* **TASK DIRECTIONS**
Write out the whole listing exactly as it stands.

[Extracted records]
>> start
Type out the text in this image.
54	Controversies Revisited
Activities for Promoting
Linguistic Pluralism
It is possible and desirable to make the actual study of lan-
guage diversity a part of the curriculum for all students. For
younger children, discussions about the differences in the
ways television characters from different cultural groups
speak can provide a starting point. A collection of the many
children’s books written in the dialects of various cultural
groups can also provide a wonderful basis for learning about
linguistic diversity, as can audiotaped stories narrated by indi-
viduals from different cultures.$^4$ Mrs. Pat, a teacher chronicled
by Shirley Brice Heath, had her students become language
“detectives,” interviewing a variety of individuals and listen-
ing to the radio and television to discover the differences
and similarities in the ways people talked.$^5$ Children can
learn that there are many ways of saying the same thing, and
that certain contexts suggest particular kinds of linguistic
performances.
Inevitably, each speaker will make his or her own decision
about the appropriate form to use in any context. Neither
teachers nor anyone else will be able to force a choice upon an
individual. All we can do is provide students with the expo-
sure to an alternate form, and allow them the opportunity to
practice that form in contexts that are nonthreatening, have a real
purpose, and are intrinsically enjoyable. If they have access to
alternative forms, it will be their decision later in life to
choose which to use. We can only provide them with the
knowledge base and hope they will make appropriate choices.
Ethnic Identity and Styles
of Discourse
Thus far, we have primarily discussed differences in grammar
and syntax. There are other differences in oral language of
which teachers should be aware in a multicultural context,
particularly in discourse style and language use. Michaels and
>> end
* **ANSWER TO THE EXERCISE**
Type out the text in this image.
54	Controversies Revisited
Activities for Promoting
Linguistic Pluralism
It is possible and desirable to make the actual study of lan-
guage diversity a part of the curriculum for all students. For
younger children, discussions about the differences in the
ways television characters from different cultural groups
speak can provide a starting point. A collection of the many
children’s books written in the dialects of various cultural
groups can also provide a wonderful basis for learning about
linguistic diversity, as can audiotaped stories narrated by indi-
viduals from different cultures.$^4$ Mrs. Pat, a teacher chronicled
by Shirley Brice Heath, had her students become language
“detectives,” interviewing a variety of individuals and listen-
ing to the radio and television to discover the differences
and similarities in the ways people talked.$^5$ Children can
learn that there are many ways of saying the same thing, and
that certain contexts suggest particular kinds of linguistic
performances.
Inevitably, each speaker will make his or her own decision
about the appropriate form to use in any context. Neither
teachers nor anyone else will be able to force a choice upon an
individual. All we can do is provide students with the expo-
sure to an alternate form, and allow them the opportunity to
practice that form in contexts that are nonthreatening, have a real
purpose, and are intrinsically enjoyable. If they have access to
alternative forms, it will be their decision later in life to
choose which to use. We can only provide them with the
knowledge base and hope they will make appropriate choices.
Ethnic Identity and Styles
of Discourse
Thus far, we have primarily discussed differences in grammar
and syntax. There are other differences in oral language of
which teachers should be aware in a multicultural context,
particularly in discourse style and language use. Michaels and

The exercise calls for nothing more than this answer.